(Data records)
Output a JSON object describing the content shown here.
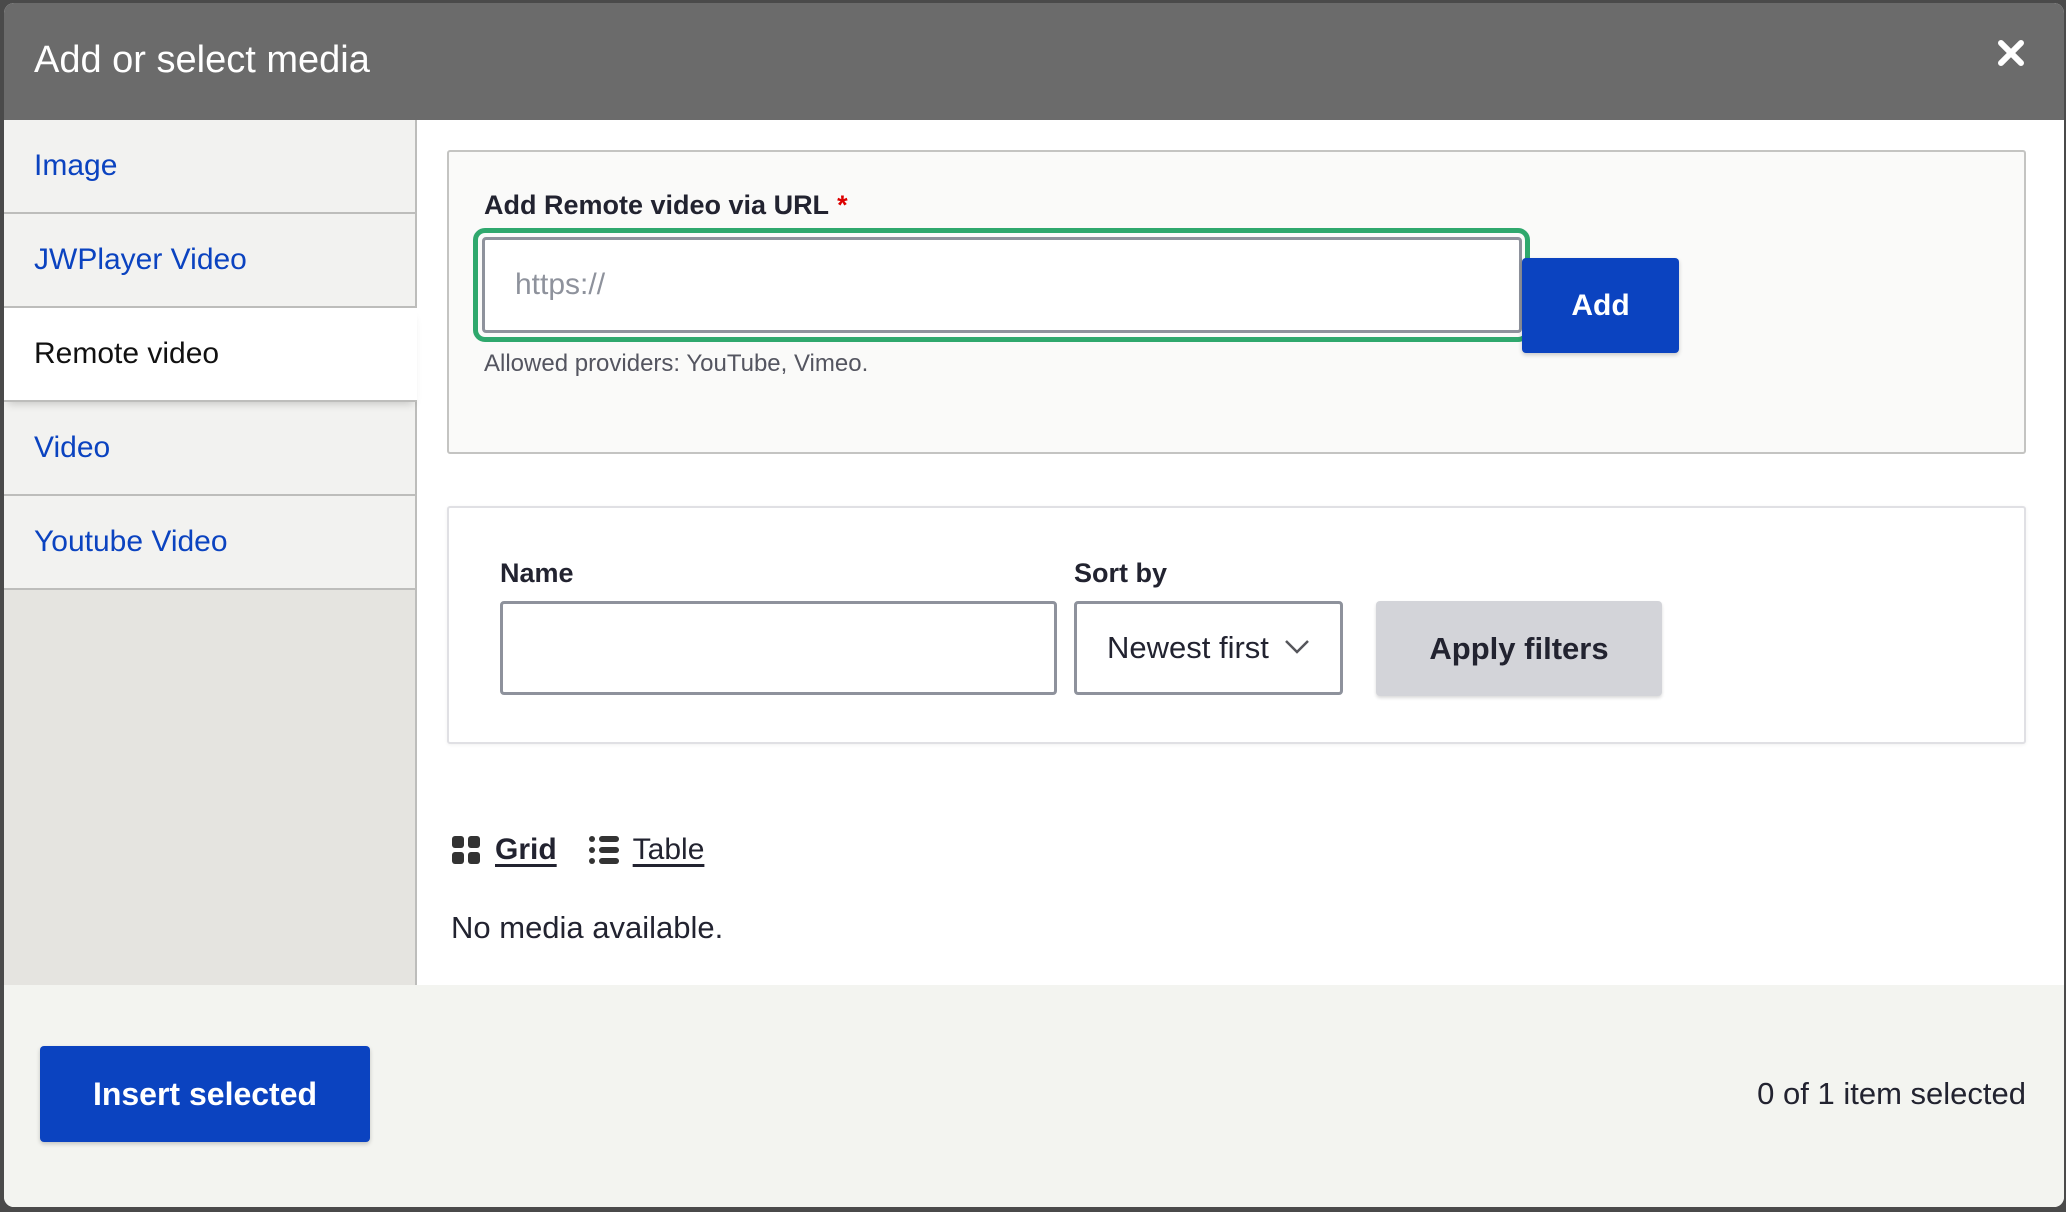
{
  "dialog": {
    "title": "Add or select media",
    "close_icon": "close-icon"
  },
  "sidebar": {
    "items": [
      {
        "label": "Image",
        "active": false
      },
      {
        "label": "JWPlayer Video",
        "active": false
      },
      {
        "label": "Remote video",
        "active": true
      },
      {
        "label": "Video",
        "active": false
      },
      {
        "label": "Youtube Video",
        "active": false
      }
    ]
  },
  "url_form": {
    "label": "Add Remote video via URL",
    "required_marker": "*",
    "placeholder": "https://",
    "value": "",
    "add_label": "Add",
    "hint": "Allowed providers: YouTube, Vimeo."
  },
  "filters": {
    "name_label": "Name",
    "name_value": "",
    "sort_label": "Sort by",
    "sort_value": "Newest first",
    "apply_label": "Apply filters"
  },
  "views": {
    "grid_label": "Grid",
    "table_label": "Table",
    "grid_icon": "grid-icon",
    "table_icon": "list-icon"
  },
  "results": {
    "empty_message": "No media available."
  },
  "footer": {
    "insert_label": "Insert selected",
    "selection_count": "0 of 1 item selected"
  },
  "colors": {
    "primary": "#0b43c0",
    "focus": "#2fa86d",
    "required": "#dc0000",
    "header_bg": "#6b6b6b"
  }
}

▶ [Task requirements]: Repeat the material above in full and exactly, apart from the pictures.

▶ [Task output]:
Output a JSON object describing the content shown here.
{
  "dialog": {
    "title": "Add or select media",
    "close_icon": "close-icon"
  },
  "sidebar": {
    "items": [
      {
        "label": "Image",
        "active": false
      },
      {
        "label": "JWPlayer Video",
        "active": false
      },
      {
        "label": "Remote video",
        "active": true
      },
      {
        "label": "Video",
        "active": false
      },
      {
        "label": "Youtube Video",
        "active": false
      }
    ]
  },
  "url_form": {
    "label": "Add Remote video via URL",
    "required_marker": "*",
    "placeholder": "https://",
    "value": "",
    "add_label": "Add",
    "hint": "Allowed providers: YouTube, Vimeo."
  },
  "filters": {
    "name_label": "Name",
    "name_value": "",
    "sort_label": "Sort by",
    "sort_value": "Newest first",
    "apply_label": "Apply filters"
  },
  "views": {
    "grid_label": "Grid",
    "table_label": "Table",
    "grid_icon": "grid-icon",
    "table_icon": "list-icon"
  },
  "results": {
    "empty_message": "No media available."
  },
  "footer": {
    "insert_label": "Insert selected",
    "selection_count": "0 of 1 item selected"
  },
  "colors": {
    "primary": "#0b43c0",
    "focus": "#2fa86d",
    "required": "#dc0000",
    "header_bg": "#6b6b6b"
  }
}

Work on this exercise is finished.